- **WORK INSTRUCTIONS**: Read the data and repeat all of it exactly.
* BEGIN EXERCISE DATA *
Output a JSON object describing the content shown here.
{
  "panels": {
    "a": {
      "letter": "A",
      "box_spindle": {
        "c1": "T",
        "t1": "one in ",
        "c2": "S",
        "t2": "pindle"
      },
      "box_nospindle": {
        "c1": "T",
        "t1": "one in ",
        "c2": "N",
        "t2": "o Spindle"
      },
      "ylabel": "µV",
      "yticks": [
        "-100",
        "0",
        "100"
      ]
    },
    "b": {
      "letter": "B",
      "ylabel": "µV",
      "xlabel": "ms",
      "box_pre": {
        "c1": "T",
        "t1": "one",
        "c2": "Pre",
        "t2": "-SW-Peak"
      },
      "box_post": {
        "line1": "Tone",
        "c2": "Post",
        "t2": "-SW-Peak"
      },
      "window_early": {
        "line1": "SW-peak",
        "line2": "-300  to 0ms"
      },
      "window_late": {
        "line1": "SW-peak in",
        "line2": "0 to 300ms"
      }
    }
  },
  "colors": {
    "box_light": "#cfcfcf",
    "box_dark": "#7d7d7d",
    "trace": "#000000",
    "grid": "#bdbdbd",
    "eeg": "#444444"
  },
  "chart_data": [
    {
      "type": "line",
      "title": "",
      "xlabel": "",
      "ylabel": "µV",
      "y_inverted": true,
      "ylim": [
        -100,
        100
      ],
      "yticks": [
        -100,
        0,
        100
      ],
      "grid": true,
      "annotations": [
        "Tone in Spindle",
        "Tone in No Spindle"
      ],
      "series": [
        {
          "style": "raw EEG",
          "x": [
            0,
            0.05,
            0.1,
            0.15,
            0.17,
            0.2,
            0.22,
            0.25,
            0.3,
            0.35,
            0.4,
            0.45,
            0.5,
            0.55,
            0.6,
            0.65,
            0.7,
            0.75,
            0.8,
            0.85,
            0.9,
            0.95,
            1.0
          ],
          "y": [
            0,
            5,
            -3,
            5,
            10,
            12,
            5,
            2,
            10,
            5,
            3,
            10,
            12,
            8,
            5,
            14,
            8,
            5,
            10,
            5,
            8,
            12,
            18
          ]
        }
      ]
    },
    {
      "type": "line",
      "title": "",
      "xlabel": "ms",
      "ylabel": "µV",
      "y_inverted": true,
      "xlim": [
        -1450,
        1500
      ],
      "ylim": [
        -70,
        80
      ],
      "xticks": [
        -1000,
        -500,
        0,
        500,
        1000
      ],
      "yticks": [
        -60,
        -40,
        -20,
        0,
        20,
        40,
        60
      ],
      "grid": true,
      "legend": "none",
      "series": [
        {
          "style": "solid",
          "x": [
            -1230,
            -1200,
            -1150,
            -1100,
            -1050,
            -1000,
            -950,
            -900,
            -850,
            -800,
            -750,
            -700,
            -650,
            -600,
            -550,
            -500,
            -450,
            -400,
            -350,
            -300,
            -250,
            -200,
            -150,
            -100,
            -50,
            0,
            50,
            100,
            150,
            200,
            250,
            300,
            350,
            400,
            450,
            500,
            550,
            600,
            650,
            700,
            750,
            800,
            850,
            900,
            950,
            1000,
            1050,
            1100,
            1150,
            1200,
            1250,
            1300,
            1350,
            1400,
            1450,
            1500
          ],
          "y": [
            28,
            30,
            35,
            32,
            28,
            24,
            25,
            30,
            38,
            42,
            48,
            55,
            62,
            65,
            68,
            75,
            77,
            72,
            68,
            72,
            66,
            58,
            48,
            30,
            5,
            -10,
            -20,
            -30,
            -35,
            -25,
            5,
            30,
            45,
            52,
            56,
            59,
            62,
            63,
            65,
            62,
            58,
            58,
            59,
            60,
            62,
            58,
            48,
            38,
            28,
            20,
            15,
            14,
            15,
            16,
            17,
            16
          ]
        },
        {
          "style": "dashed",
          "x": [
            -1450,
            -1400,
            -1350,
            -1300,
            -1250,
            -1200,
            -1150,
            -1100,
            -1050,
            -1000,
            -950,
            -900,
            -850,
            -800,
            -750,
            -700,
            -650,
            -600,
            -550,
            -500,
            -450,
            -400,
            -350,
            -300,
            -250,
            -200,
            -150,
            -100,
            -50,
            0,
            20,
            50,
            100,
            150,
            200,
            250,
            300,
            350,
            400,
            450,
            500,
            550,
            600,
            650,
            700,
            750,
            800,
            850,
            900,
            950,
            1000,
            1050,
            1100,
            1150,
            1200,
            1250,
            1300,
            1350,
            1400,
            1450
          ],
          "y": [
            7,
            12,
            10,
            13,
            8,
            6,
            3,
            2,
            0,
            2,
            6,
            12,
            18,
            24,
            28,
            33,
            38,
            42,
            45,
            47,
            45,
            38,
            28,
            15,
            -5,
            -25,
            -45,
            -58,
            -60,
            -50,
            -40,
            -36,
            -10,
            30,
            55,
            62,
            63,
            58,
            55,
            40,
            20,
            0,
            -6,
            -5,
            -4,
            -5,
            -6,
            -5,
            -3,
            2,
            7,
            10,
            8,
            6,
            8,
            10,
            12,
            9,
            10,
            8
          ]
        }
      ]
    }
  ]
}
* END EXERCISE DATA *
- **TASK OUTPUT**:
Output a JSON object describing the content shown here.
{
  "panels": {
    "a": {
      "letter": "A",
      "box_spindle": {
        "c1": "T",
        "t1": "one in ",
        "c2": "S",
        "t2": "pindle"
      },
      "box_nospindle": {
        "c1": "T",
        "t1": "one in ",
        "c2": "N",
        "t2": "o Spindle"
      },
      "ylabel": "µV",
      "yticks": [
        "-100",
        "0",
        "100"
      ]
    },
    "b": {
      "letter": "B",
      "ylabel": "µV",
      "xlabel": "ms",
      "box_pre": {
        "c1": "T",
        "t1": "one",
        "c2": "Pre",
        "t2": "-SW-Peak"
      },
      "box_post": {
        "line1": "Tone",
        "c2": "Post",
        "t2": "-SW-Peak"
      },
      "window_early": {
        "line1": "SW-peak",
        "line2": "-300  to 0ms"
      },
      "window_late": {
        "line1": "SW-peak in",
        "line2": "0 to 300ms"
      }
    }
  },
  "colors": {
    "box_light": "#cfcfcf",
    "box_dark": "#7d7d7d",
    "trace": "#000000",
    "grid": "#bdbdbd",
    "eeg": "#444444"
  },
  "chart_data": [
    {
      "type": "line",
      "title": "",
      "xlabel": "",
      "ylabel": "µV",
      "y_inverted": true,
      "ylim": [
        -100,
        100
      ],
      "yticks": [
        -100,
        0,
        100
      ],
      "grid": true,
      "annotations": [
        "Tone in Spindle",
        "Tone in No Spindle"
      ],
      "series": [
        {
          "style": "raw EEG",
          "x": [
            0,
            0.05,
            0.1,
            0.15,
            0.17,
            0.2,
            0.22,
            0.25,
            0.3,
            0.35,
            0.4,
            0.45,
            0.5,
            0.55,
            0.6,
            0.65,
            0.7,
            0.75,
            0.8,
            0.85,
            0.9,
            0.95,
            1.0
          ],
          "y": [
            0,
            5,
            -3,
            5,
            10,
            12,
            5,
            2,
            10,
            5,
            3,
            10,
            12,
            8,
            5,
            14,
            8,
            5,
            10,
            5,
            8,
            12,
            18
          ]
        }
      ]
    },
    {
      "type": "line",
      "title": "",
      "xlabel": "ms",
      "ylabel": "µV",
      "y_inverted": true,
      "xlim": [
        -1450,
        1500
      ],
      "ylim": [
        -70,
        80
      ],
      "xticks": [
        -1000,
        -500,
        0,
        500,
        1000
      ],
      "yticks": [
        -60,
        -40,
        -20,
        0,
        20,
        40,
        60
      ],
      "grid": true,
      "legend": "none",
      "series": [
        {
          "style": "solid",
          "x": [
            -1230,
            -1200,
            -1150,
            -1100,
            -1050,
            -1000,
            -950,
            -900,
            -850,
            -800,
            -750,
            -700,
            -650,
            -600,
            -550,
            -500,
            -450,
            -400,
            -350,
            -300,
            -250,
            -200,
            -150,
            -100,
            -50,
            0,
            50,
            100,
            150,
            200,
            250,
            300,
            350,
            400,
            450,
            500,
            550,
            600,
            650,
            700,
            750,
            800,
            850,
            900,
            950,
            1000,
            1050,
            1100,
            1150,
            1200,
            1250,
            1300,
            1350,
            1400,
            1450,
            1500
          ],
          "y": [
            28,
            30,
            35,
            32,
            28,
            24,
            25,
            30,
            38,
            42,
            48,
            55,
            62,
            65,
            68,
            75,
            77,
            72,
            68,
            72,
            66,
            58,
            48,
            30,
            5,
            -10,
            -20,
            -30,
            -35,
            -25,
            5,
            30,
            45,
            52,
            56,
            59,
            62,
            63,
            65,
            62,
            58,
            58,
            59,
            60,
            62,
            58,
            48,
            38,
            28,
            20,
            15,
            14,
            15,
            16,
            17,
            16
          ]
        },
        {
          "style": "dashed",
          "x": [
            -1450,
            -1400,
            -1350,
            -1300,
            -1250,
            -1200,
            -1150,
            -1100,
            -1050,
            -1000,
            -950,
            -900,
            -850,
            -800,
            -750,
            -700,
            -650,
            -600,
            -550,
            -500,
            -450,
            -400,
            -350,
            -300,
            -250,
            -200,
            -150,
            -100,
            -50,
            0,
            20,
            50,
            100,
            150,
            200,
            250,
            300,
            350,
            400,
            450,
            500,
            550,
            600,
            650,
            700,
            750,
            800,
            850,
            900,
            950,
            1000,
            1050,
            1100,
            1150,
            1200,
            1250,
            1300,
            1350,
            1400,
            1450
          ],
          "y": [
            7,
            12,
            10,
            13,
            8,
            6,
            3,
            2,
            0,
            2,
            6,
            12,
            18,
            24,
            28,
            33,
            38,
            42,
            45,
            47,
            45,
            38,
            28,
            15,
            -5,
            -25,
            -45,
            -58,
            -60,
            -50,
            -40,
            -36,
            -10,
            30,
            55,
            62,
            63,
            58,
            55,
            40,
            20,
            0,
            -6,
            -5,
            -4,
            -5,
            -6,
            -5,
            -3,
            2,
            7,
            10,
            8,
            6,
            8,
            10,
            12,
            9,
            10,
            8
          ]
        }
      ]
    }
  ]
}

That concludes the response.